___ Material provided ___
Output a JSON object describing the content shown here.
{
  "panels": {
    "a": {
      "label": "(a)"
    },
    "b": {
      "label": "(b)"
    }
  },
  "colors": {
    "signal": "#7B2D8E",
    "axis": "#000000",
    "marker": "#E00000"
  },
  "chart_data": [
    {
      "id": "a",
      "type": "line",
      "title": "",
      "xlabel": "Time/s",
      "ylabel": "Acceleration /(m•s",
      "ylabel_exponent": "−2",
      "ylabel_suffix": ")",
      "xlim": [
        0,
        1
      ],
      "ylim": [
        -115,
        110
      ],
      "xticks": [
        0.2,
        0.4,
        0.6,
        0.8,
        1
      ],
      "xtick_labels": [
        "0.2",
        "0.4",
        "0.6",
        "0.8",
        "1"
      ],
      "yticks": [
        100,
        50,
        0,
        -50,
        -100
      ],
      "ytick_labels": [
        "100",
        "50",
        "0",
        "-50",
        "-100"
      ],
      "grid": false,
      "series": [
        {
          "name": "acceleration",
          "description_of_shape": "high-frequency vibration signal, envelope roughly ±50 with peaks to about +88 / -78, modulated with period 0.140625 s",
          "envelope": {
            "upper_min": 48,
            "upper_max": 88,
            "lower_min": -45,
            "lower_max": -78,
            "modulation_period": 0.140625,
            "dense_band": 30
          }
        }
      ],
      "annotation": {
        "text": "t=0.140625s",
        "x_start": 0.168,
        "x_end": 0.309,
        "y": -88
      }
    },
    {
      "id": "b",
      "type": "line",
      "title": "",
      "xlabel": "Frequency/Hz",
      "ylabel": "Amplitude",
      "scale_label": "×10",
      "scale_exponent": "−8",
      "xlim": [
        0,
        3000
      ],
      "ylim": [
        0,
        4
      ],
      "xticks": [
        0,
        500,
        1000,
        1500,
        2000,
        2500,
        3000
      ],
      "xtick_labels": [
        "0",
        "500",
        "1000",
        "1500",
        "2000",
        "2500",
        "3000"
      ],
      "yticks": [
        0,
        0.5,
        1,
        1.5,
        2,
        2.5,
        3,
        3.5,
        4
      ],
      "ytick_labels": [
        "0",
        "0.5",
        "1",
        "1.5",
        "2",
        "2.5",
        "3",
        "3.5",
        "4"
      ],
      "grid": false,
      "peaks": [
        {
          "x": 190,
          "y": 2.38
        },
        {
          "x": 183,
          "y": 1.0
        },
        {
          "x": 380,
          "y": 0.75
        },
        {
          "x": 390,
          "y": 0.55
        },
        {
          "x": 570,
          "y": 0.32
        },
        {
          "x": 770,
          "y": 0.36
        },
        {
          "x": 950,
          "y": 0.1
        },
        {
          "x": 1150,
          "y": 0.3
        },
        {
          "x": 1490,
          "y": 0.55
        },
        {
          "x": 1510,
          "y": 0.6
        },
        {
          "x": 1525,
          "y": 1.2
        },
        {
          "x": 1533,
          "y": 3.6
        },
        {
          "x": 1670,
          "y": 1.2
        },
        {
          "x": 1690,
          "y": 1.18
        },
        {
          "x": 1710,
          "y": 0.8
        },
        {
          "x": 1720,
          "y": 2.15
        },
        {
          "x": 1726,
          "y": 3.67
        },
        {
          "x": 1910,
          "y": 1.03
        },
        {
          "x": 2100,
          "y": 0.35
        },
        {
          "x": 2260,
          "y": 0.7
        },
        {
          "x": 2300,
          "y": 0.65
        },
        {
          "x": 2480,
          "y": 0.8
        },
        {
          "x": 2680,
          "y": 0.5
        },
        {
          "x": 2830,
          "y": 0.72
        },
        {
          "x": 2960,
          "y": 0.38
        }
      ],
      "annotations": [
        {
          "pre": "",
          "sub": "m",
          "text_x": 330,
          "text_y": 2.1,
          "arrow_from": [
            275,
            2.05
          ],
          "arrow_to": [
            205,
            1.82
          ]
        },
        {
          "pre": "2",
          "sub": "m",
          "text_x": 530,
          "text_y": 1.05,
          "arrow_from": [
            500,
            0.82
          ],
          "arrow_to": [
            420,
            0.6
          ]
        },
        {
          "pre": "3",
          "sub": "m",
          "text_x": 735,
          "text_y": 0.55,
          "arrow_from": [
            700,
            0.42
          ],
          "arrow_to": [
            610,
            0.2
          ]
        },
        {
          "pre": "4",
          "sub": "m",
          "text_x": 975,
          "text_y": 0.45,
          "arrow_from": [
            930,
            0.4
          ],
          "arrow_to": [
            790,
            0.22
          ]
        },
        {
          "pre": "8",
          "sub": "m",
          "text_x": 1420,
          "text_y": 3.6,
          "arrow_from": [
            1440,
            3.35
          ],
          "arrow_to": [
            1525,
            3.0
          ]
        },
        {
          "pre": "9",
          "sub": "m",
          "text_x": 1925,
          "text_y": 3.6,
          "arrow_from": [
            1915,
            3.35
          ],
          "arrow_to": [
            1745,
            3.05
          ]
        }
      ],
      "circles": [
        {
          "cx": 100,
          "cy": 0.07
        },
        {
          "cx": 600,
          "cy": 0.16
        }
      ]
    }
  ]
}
___
> [Challenge] Go through the entries and repeat each one exactly.

> [Solved problem]
Output a JSON object describing the content shown here.
{
  "panels": {
    "a": {
      "label": "(a)"
    },
    "b": {
      "label": "(b)"
    }
  },
  "colors": {
    "signal": "#7B2D8E",
    "axis": "#000000",
    "marker": "#E00000"
  },
  "chart_data": [
    {
      "id": "a",
      "type": "line",
      "title": "",
      "xlabel": "Time/s",
      "ylabel": "Acceleration /(m•s",
      "ylabel_exponent": "−2",
      "ylabel_suffix": ")",
      "xlim": [
        0,
        1
      ],
      "ylim": [
        -115,
        110
      ],
      "xticks": [
        0.2,
        0.4,
        0.6,
        0.8,
        1
      ],
      "xtick_labels": [
        "0.2",
        "0.4",
        "0.6",
        "0.8",
        "1"
      ],
      "yticks": [
        100,
        50,
        0,
        -50,
        -100
      ],
      "ytick_labels": [
        "100",
        "50",
        "0",
        "-50",
        "-100"
      ],
      "grid": false,
      "series": [
        {
          "name": "acceleration",
          "description_of_shape": "high-frequency vibration signal, envelope roughly ±50 with peaks to about +88 / -78, modulated with period 0.140625 s",
          "envelope": {
            "upper_min": 48,
            "upper_max": 88,
            "lower_min": -45,
            "lower_max": -78,
            "modulation_period": 0.140625,
            "dense_band": 30
          }
        }
      ],
      "annotation": {
        "text": "t=0.140625s",
        "x_start": 0.168,
        "x_end": 0.309,
        "y": -88
      }
    },
    {
      "id": "b",
      "type": "line",
      "title": "",
      "xlabel": "Frequency/Hz",
      "ylabel": "Amplitude",
      "scale_label": "×10",
      "scale_exponent": "−8",
      "xlim": [
        0,
        3000
      ],
      "ylim": [
        0,
        4
      ],
      "xticks": [
        0,
        500,
        1000,
        1500,
        2000,
        2500,
        3000
      ],
      "xtick_labels": [
        "0",
        "500",
        "1000",
        "1500",
        "2000",
        "2500",
        "3000"
      ],
      "yticks": [
        0,
        0.5,
        1,
        1.5,
        2,
        2.5,
        3,
        3.5,
        4
      ],
      "ytick_labels": [
        "0",
        "0.5",
        "1",
        "1.5",
        "2",
        "2.5",
        "3",
        "3.5",
        "4"
      ],
      "grid": false,
      "peaks": [
        {
          "x": 190,
          "y": 2.38
        },
        {
          "x": 183,
          "y": 1.0
        },
        {
          "x": 380,
          "y": 0.75
        },
        {
          "x": 390,
          "y": 0.55
        },
        {
          "x": 570,
          "y": 0.32
        },
        {
          "x": 770,
          "y": 0.36
        },
        {
          "x": 950,
          "y": 0.1
        },
        {
          "x": 1150,
          "y": 0.3
        },
        {
          "x": 1490,
          "y": 0.55
        },
        {
          "x": 1510,
          "y": 0.6
        },
        {
          "x": 1525,
          "y": 1.2
        },
        {
          "x": 1533,
          "y": 3.6
        },
        {
          "x": 1670,
          "y": 1.2
        },
        {
          "x": 1690,
          "y": 1.18
        },
        {
          "x": 1710,
          "y": 0.8
        },
        {
          "x": 1720,
          "y": 2.15
        },
        {
          "x": 1726,
          "y": 3.67
        },
        {
          "x": 1910,
          "y": 1.03
        },
        {
          "x": 2100,
          "y": 0.35
        },
        {
          "x": 2260,
          "y": 0.7
        },
        {
          "x": 2300,
          "y": 0.65
        },
        {
          "x": 2480,
          "y": 0.8
        },
        {
          "x": 2680,
          "y": 0.5
        },
        {
          "x": 2830,
          "y": 0.72
        },
        {
          "x": 2960,
          "y": 0.38
        }
      ],
      "annotations": [
        {
          "pre": "",
          "sub": "m",
          "text_x": 330,
          "text_y": 2.1,
          "arrow_from": [
            275,
            2.05
          ],
          "arrow_to": [
            205,
            1.82
          ]
        },
        {
          "pre": "2",
          "sub": "m",
          "text_x": 530,
          "text_y": 1.05,
          "arrow_from": [
            500,
            0.82
          ],
          "arrow_to": [
            420,
            0.6
          ]
        },
        {
          "pre": "3",
          "sub": "m",
          "text_x": 735,
          "text_y": 0.55,
          "arrow_from": [
            700,
            0.42
          ],
          "arrow_to": [
            610,
            0.2
          ]
        },
        {
          "pre": "4",
          "sub": "m",
          "text_x": 975,
          "text_y": 0.45,
          "arrow_from": [
            930,
            0.4
          ],
          "arrow_to": [
            790,
            0.22
          ]
        },
        {
          "pre": "8",
          "sub": "m",
          "text_x": 1420,
          "text_y": 3.6,
          "arrow_from": [
            1440,
            3.35
          ],
          "arrow_to": [
            1525,
            3.0
          ]
        },
        {
          "pre": "9",
          "sub": "m",
          "text_x": 1925,
          "text_y": 3.6,
          "arrow_from": [
            1915,
            3.35
          ],
          "arrow_to": [
            1745,
            3.05
          ]
        }
      ],
      "circles": [
        {
          "cx": 100,
          "cy": 0.07
        },
        {
          "cx": 600,
          "cy": 0.16
        }
      ]
    }
  ]
}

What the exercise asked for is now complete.